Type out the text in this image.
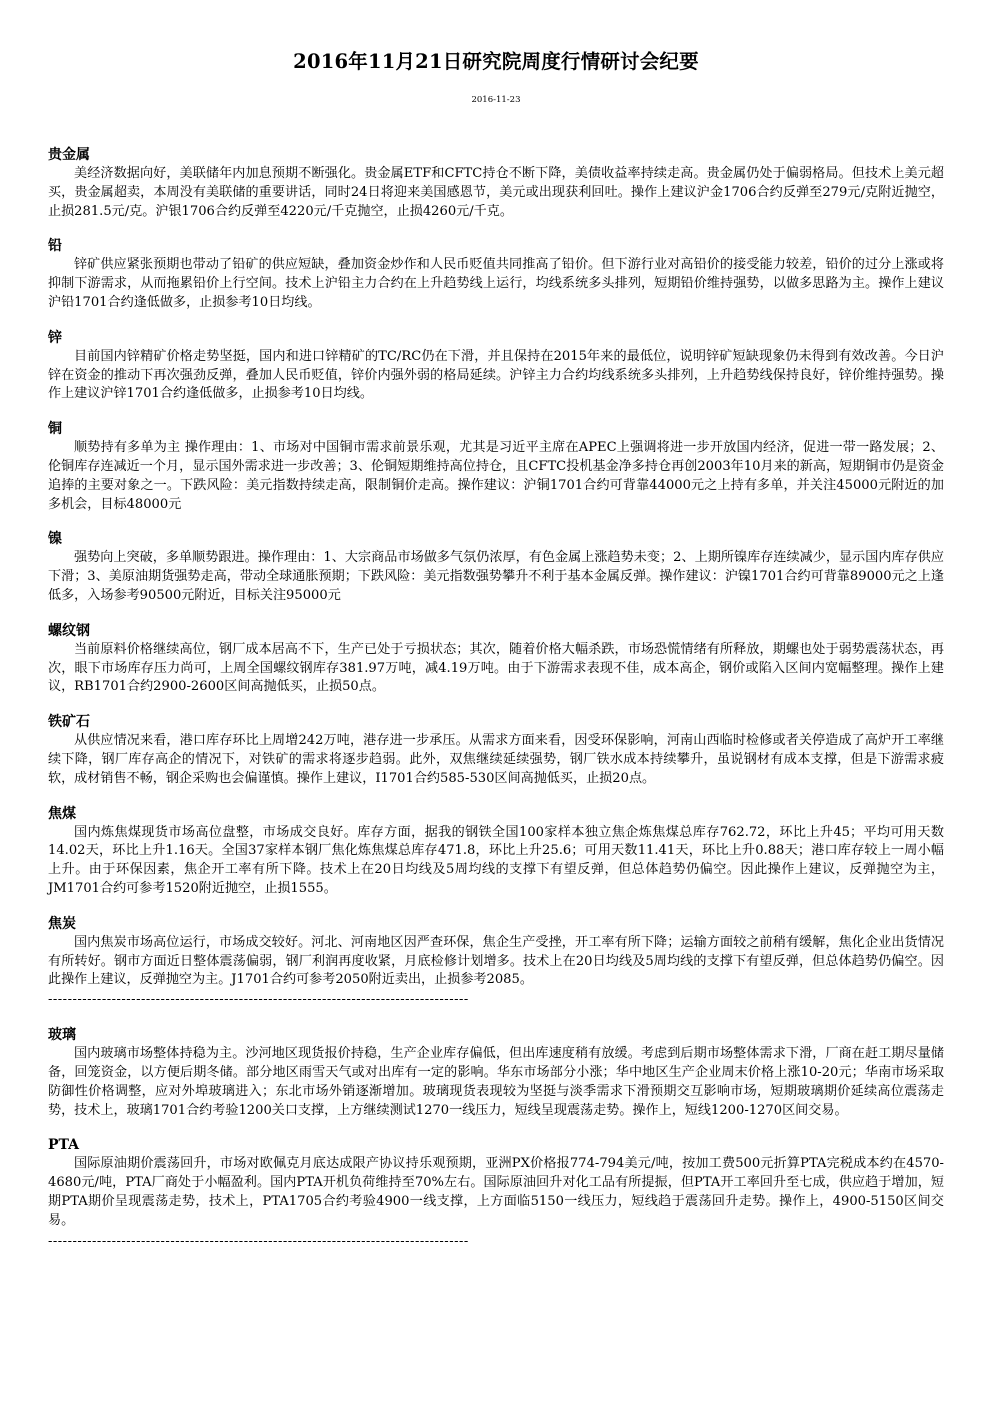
2016年11月21日研究院周度行情研讨会纪要

2016-11-23

贵金属

美经济数据向好，美联储年内加息预期不断强化。贵金属ETF和CFTC持仓不断下降，美债收益率持续走高。贵金属仍处于偏弱格局。但技术上美元超买，贵金属超卖，本周没有美联储的重要讲话，同时24日将迎来美国感恩节，美元或出现获利回吐。操作上建议沪金1706合约反弹至279元/克附近抛空，止损281.5元/克。沪银1706合约反弹至4220元/千克抛空，止损4260元/千克。

铅

锌矿供应紧张预期也带动了铅矿的供应短缺，叠加资金炒作和人民币贬值共同推高了铅价。但下游行业对高铅价的接受能力较差，铅价的过分上涨或将抑制下游需求，从而拖累铅价上行空间。技术上沪铅主力合约在上升趋势线上运行，均线系统多头排列，短期铅价维持强势，以做多思路为主。操作上建议沪铅1701合约逢低做多，止损参考10日均线。

锌

目前国内锌精矿价格走势坚挺，国内和进口锌精矿的TC/RC仍在下滑，并且保持在2015年来的最低位，说明锌矿短缺现象仍未得到有效改善。今日沪锌在资金的推动下再次强劲反弹，叠加人民币贬值，锌价内强外弱的格局延续。沪锌主力合约均线系统多头排列，上升趋势线保持良好，锌价维持强势。操作上建议沪锌1701合约逢低做多，止损参考10日均线。

铜

顺势持有多单为主 操作理由：1、市场对中国铜市需求前景乐观，尤其是习近平主席在APEC上强调将进一步开放国内经济，促进一带一路发展；2、伦铜库存连减近一个月，显示国外需求进一步改善；3、伦铜短期维持高位持仓，且CFTC投机基金净多持仓再创2003年10月来的新高，短期铜市仍是资金追捧的主要对象之一。下跌风险：美元指数持续走高，限制铜价走高。操作建议：沪铜1701合约可背靠44000元之上持有多单，并关注45000元附近的加多机会，目标48000元

镍

强势向上突破，多单顺势跟进。操作理由：1、大宗商品市场做多气氛仍浓厚，有色金属上涨趋势未变；2、上期所镍库存连续减少，显示国内库存供应下滑；3、美原油期货强势走高，带动全球通胀预期；下跌风险：美元指数强势攀升不利于基本金属反弹。操作建议：沪镍1701合约可背靠89000元之上逢低多，入场参考90500元附近，目标关注95000元

螺纹钢

当前原料价格继续高位，钢厂成本居高不下，生产已处于亏损状态；其次，随着价格大幅杀跌，市场恐慌情绪有所释放，期螺也处于弱势震荡状态，再次，眼下市场库存压力尚可，上周全国螺纹钢库存381.97万吨，减4.19万吨。由于下游需求表现不佳，成本高企，钢价或陷入区间内宽幅整理。操作上建议，RB1701合约2900-2600区间高抛低买，止损50点。

铁矿石

从供应情况来看，港口库存环比上周增242万吨，港存进一步承压。从需求方面来看，因受环保影响，河南山西临时检修或者关停造成了高炉开工率继续下降，钢厂库存高企的情况下，对铁矿的需求将逐步趋弱。此外，双焦继续延续强势，钢厂铁水成本持续攀升，虽说钢材有成本支撑，但是下游需求疲软，成材销售不畅，钢企采购也会偏谨慎。操作上建议，I1701合约585-530区间高抛低买，止损20点。

焦煤

国内炼焦煤现货市场高位盘整，市场成交良好。库存方面，据我的钢铁全国100家样本独立焦企炼焦煤总库存762.72，环比上升45；平均可用天数14.02天，环比上升1.16天。全国37家样本钢厂焦化炼焦煤总库存471.8，环比上升25.6；可用天数11.41天，环比上升0.88天；港口库存较上一周小幅上升。由于环保因素，焦企开工率有所下降。技术上在20日均线及5周均线的支撑下有望反弹，但总体趋势仍偏空。因此操作上建议，反弹抛空为主，JM1701合约可参考1520附近抛空，止损1555。

焦炭

国内焦炭市场高位运行，市场成交较好。河北、河南地区因严查环保，焦企生产受挫，开工率有所下降；运输方面较之前稍有缓解，焦化企业出货情况有所转好。钢市方面近日整体震荡偏弱，钢厂利润再度收紧，月底检修计划增多。技术上在20日均线及5周均线的支撑下有望反弹，但总体趋势仍偏空。因此操作上建议，反弹抛空为主。J1701合约可参考2050附近卖出，止损参考2085。

--------------------------------------------------------------------------------------
玻璃

国内玻璃市场整体持稳为主。沙河地区现货报价持稳，生产企业库存偏低，但出库速度稍有放缓。考虑到后期市场整体需求下滑，厂商在赶工期尽量储备，回笼资金，以方便后期冬储。部分地区雨雪天气或对出库有一定的影响。华东市场部分小涨；华中地区生产企业周末价格上涨10-20元；华南市场采取防御性价格调整，应对外埠玻璃进入；东北市场外销逐渐增加。玻璃现货表现较为坚挺与淡季需求下滑预期交互影响市场，短期玻璃期价延续高位震荡走势，技术上，玻璃1701合约考验1200关口支撑，上方继续测试1270一线压力，短线呈现震荡走势。操作上，短线1200-1270区间交易。

PTA

国际原油期价震荡回升，市场对欧佩克月底达成限产协议持乐观预期，亚洲PX价格报774-794美元/吨，按加工费500元折算PTA完税成本约在4570-4680元/吨，PTA厂商处于小幅盈利。国内PTA开机负荷维持至70%左右。国际原油回升对化工品有所提振，但PTA开工率回升至七成，供应趋于增加，短期PTA期价呈现震荡走势，技术上，PTA1705合约考验4900一线支撑，上方面临5150一线压力，短线趋于震荡回升走势。操作上，4900-5150区间交易。

--------------------------------------------------------------------------------------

Work to do »
Transcribe every entry word for word, but skip the pictures.

Full answer »
Type out the text in this image.
2016年11月21日研究院周度行情研讨会纪要

2016-11-23

贵金属

美经济数据向好，美联储年内加息预期不断强化。贵金属ETF和CFTC持仓不断下降，美债收益率持续走高。贵金属仍处于偏弱格局。但技术上美元超买，贵金属超卖，本周没有美联储的重要讲话，同时24日将迎来美国感恩节，美元或出现获利回吐。操作上建议沪金1706合约反弹至279元/克附近抛空，止损281.5元/克。沪银1706合约反弹至4220元/千克抛空，止损4260元/千克。

铅

锌矿供应紧张预期也带动了铅矿的供应短缺，叠加资金炒作和人民币贬值共同推高了铅价。但下游行业对高铅价的接受能力较差，铅价的过分上涨或将抑制下游需求，从而拖累铅价上行空间。技术上沪铅主力合约在上升趋势线上运行，均线系统多头排列，短期铅价维持强势，以做多思路为主。操作上建议沪铅1701合约逢低做多，止损参考10日均线。

锌

目前国内锌精矿价格走势坚挺，国内和进口锌精矿的TC/RC仍在下滑，并且保持在2015年来的最低位，说明锌矿短缺现象仍未得到有效改善。今日沪锌在资金的推动下再次强劲反弹，叠加人民币贬值，锌价内强外弱的格局延续。沪锌主力合约均线系统多头排列，上升趋势线保持良好，锌价维持强势。操作上建议沪锌1701合约逢低做多，止损参考10日均线。

铜

顺势持有多单为主 操作理由：1、市场对中国铜市需求前景乐观，尤其是习近平主席在APEC上强调将进一步开放国内经济，促进一带一路发展；2、伦铜库存连减近一个月，显示国外需求进一步改善；3、伦铜短期维持高位持仓，且CFTC投机基金净多持仓再创2003年10月来的新高，短期铜市仍是资金追捧的主要对象之一。下跌风险：美元指数持续走高，限制铜价走高。操作建议：沪铜1701合约可背靠44000元之上持有多单，并关注45000元附近的加多机会，目标48000元

镍

强势向上突破，多单顺势跟进。操作理由：1、大宗商品市场做多气氛仍浓厚，有色金属上涨趋势未变；2、上期所镍库存连续减少，显示国内库存供应下滑；3、美原油期货强势走高，带动全球通胀预期；下跌风险：美元指数强势攀升不利于基本金属反弹。操作建议：沪镍1701合约可背靠89000元之上逢低多，入场参考90500元附近，目标关注95000元

螺纹钢

当前原料价格继续高位，钢厂成本居高不下，生产已处于亏损状态；其次，随着价格大幅杀跌，市场恐慌情绪有所释放，期螺也处于弱势震荡状态，再次，眼下市场库存压力尚可，上周全国螺纹钢库存381.97万吨，减4.19万吨。由于下游需求表现不佳，成本高企，钢价或陷入区间内宽幅整理。操作上建议，RB1701合约2900-2600区间高抛低买，止损50点。

铁矿石

从供应情况来看，港口库存环比上周增242万吨，港存进一步承压。从需求方面来看，因受环保影响，河南山西临时检修或者关停造成了高炉开工率继续下降，钢厂库存高企的情况下，对铁矿的需求将逐步趋弱。此外，双焦继续延续强势，钢厂铁水成本持续攀升，虽说钢材有成本支撑，但是下游需求疲软，成材销售不畅，钢企采购也会偏谨慎。操作上建议，I1701合约585-530区间高抛低买，止损20点。

焦煤

国内炼焦煤现货市场高位盘整，市场成交良好。库存方面，据我的钢铁全国100家样本独立焦企炼焦煤总库存762.72，环比上升45；平均可用天数14.02天，环比上升1.16天。全国37家样本钢厂焦化炼焦煤总库存471.8，环比上升25.6；可用天数11.41天，环比上升0.88天；港口库存较上一周小幅上升。由于环保因素，焦企开工率有所下降。技术上在20日均线及5周均线的支撑下有望反弹，但总体趋势仍偏空。因此操作上建议，反弹抛空为主，JM1701合约可参考1520附近抛空，止损1555。

焦炭

国内焦炭市场高位运行，市场成交较好。河北、河南地区因严查环保，焦企生产受挫，开工率有所下降；运输方面较之前稍有缓解，焦化企业出货情况有所转好。钢市方面近日整体震荡偏弱，钢厂利润再度收紧，月底检修计划增多。技术上在20日均线及5周均线的支撑下有望反弹，但总体趋势仍偏空。因此操作上建议，反弹抛空为主。J1701合约可参考2050附近卖出，止损参考2085。

--------------------------------------------------------------------------------------
玻璃

国内玻璃市场整体持稳为主。沙河地区现货报价持稳，生产企业库存偏低，但出库速度稍有放缓。考虑到后期市场整体需求下滑，厂商在赶工期尽量储备，回笼资金，以方便后期冬储。部分地区雨雪天气或对出库有一定的影响。华东市场部分小涨；华中地区生产企业周末价格上涨10-20元；华南市场采取防御性价格调整，应对外埠玻璃进入；东北市场外销逐渐增加。玻璃现货表现较为坚挺与淡季需求下滑预期交互影响市场，短期玻璃期价延续高位震荡走势，技术上，玻璃1701合约考验1200关口支撑，上方继续测试1270一线压力，短线呈现震荡走势。操作上，短线1200-1270区间交易。

PTA

国际原油期价震荡回升，市场对欧佩克月底达成限产协议持乐观预期，亚洲PX价格报774-794美元/吨，按加工费500元折算PTA完税成本约在4570-4680元/吨，PTA厂商处于小幅盈利。国内PTA开机负荷维持至70%左右。国际原油回升对化工品有所提振，但PTA开工率回升至七成，供应趋于增加，短期PTA期价呈现震荡走势，技术上，PTA1705合约考验4900一线支撑，上方面临5150一线压力，短线趋于震荡回升走势。操作上，4900-5150区间交易。

--------------------------------------------------------------------------------------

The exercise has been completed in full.